── Source material

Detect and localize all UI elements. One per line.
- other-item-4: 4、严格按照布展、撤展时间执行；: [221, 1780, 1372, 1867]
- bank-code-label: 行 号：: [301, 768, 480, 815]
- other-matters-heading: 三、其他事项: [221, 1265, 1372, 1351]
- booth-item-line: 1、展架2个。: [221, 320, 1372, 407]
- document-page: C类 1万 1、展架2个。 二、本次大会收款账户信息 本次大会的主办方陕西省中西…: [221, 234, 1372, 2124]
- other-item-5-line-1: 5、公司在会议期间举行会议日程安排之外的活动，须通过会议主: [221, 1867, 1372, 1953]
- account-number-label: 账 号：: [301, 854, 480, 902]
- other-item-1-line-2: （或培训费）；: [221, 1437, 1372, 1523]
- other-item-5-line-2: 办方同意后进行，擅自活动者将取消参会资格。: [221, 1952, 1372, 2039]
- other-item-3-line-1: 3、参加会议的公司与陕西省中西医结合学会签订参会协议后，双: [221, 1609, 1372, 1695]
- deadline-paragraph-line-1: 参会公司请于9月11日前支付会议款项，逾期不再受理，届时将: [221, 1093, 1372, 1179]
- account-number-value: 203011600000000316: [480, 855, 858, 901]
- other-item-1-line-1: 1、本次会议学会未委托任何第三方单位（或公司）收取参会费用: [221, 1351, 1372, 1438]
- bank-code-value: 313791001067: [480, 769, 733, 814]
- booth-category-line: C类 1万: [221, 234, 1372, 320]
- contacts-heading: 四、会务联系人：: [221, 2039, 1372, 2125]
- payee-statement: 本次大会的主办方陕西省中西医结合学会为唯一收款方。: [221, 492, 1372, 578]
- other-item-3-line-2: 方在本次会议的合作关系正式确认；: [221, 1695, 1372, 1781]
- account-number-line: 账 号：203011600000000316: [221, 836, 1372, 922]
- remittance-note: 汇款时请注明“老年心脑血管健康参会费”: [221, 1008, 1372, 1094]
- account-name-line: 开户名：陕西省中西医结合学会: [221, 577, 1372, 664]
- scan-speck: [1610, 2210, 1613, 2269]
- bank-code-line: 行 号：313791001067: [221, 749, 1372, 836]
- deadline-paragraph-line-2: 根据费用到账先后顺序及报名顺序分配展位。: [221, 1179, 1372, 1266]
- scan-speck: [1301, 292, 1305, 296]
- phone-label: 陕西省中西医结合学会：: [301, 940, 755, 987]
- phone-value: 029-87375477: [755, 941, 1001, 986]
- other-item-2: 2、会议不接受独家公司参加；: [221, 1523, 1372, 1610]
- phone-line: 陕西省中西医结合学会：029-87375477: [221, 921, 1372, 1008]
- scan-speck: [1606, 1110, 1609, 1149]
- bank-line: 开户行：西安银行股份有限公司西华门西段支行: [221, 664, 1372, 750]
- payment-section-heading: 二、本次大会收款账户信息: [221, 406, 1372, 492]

────

Given exercise:
Can you copy every line of the rows above character for character, keeping the same order?

Final result:
Detect and localize all UI elements. One per line.
- other-item-4: 4、严格按照布展、撤展时间执行；: [221, 1780, 1372, 1867]
- bank-code-label: 行 号：: [301, 768, 480, 815]
- other-matters-heading: 三、其他事项: [221, 1265, 1372, 1351]
- booth-item-line: 1、展架2个。: [221, 320, 1372, 407]
- document-page: C类 1万 1、展架2个。 二、本次大会收款账户信息 本次大会的主办方陕西省中西…: [221, 234, 1372, 2124]
- other-item-5-line-1: 5、公司在会议期间举行会议日程安排之外的活动，须通过会议主: [221, 1867, 1372, 1953]
- account-number-label: 账 号：: [301, 854, 480, 902]
- other-item-1-line-2: （或培训费）；: [221, 1437, 1372, 1523]
- other-item-5-line-2: 办方同意后进行，擅自活动者将取消参会资格。: [221, 1952, 1372, 2039]
- other-item-3-line-1: 3、参加会议的公司与陕西省中西医结合学会签订参会协议后，双: [221, 1609, 1372, 1695]
- deadline-paragraph-line-1: 参会公司请于9月11日前支付会议款项，逾期不再受理，届时将: [221, 1093, 1372, 1179]
- account-number-value: 203011600000000316: [480, 855, 858, 901]
- other-item-1-line-1: 1、本次会议学会未委托任何第三方单位（或公司）收取参会费用: [221, 1351, 1372, 1438]
- bank-code-value: 313791001067: [480, 769, 733, 814]
- booth-category-line: C类 1万: [221, 234, 1372, 320]
- contacts-heading: 四、会务联系人：: [221, 2039, 1372, 2125]
- payee-statement: 本次大会的主办方陕西省中西医结合学会为唯一收款方。: [221, 492, 1372, 578]
- other-item-3-line-2: 方在本次会议的合作关系正式确认；: [221, 1695, 1372, 1781]
- account-number-line: 账 号：203011600000000316: [221, 836, 1372, 922]
- remittance-note: 汇款时请注明“老年心脑血管健康参会费”: [221, 1008, 1372, 1094]
- account-name-line: 开户名：陕西省中西医结合学会: [221, 577, 1372, 664]
- scan-speck: [1610, 2210, 1613, 2269]
- bank-code-line: 行 号：313791001067: [221, 749, 1372, 836]
- deadline-paragraph-line-2: 根据费用到账先后顺序及报名顺序分配展位。: [221, 1179, 1372, 1266]
- scan-speck: [1301, 292, 1305, 296]
- phone-label: 陕西省中西医结合学会：: [301, 940, 755, 987]
- phone-value: 029-87375477: [755, 941, 1001, 986]
- other-item-2: 2、会议不接受独家公司参加；: [221, 1523, 1372, 1610]
- phone-line: 陕西省中西医结合学会：029-87375477: [221, 921, 1372, 1008]
- scan-speck: [1606, 1110, 1609, 1149]
- bank-line: 开户行：西安银行股份有限公司西华门西段支行: [221, 664, 1372, 750]
- payment-section-heading: 二、本次大会收款账户信息: [221, 406, 1372, 492]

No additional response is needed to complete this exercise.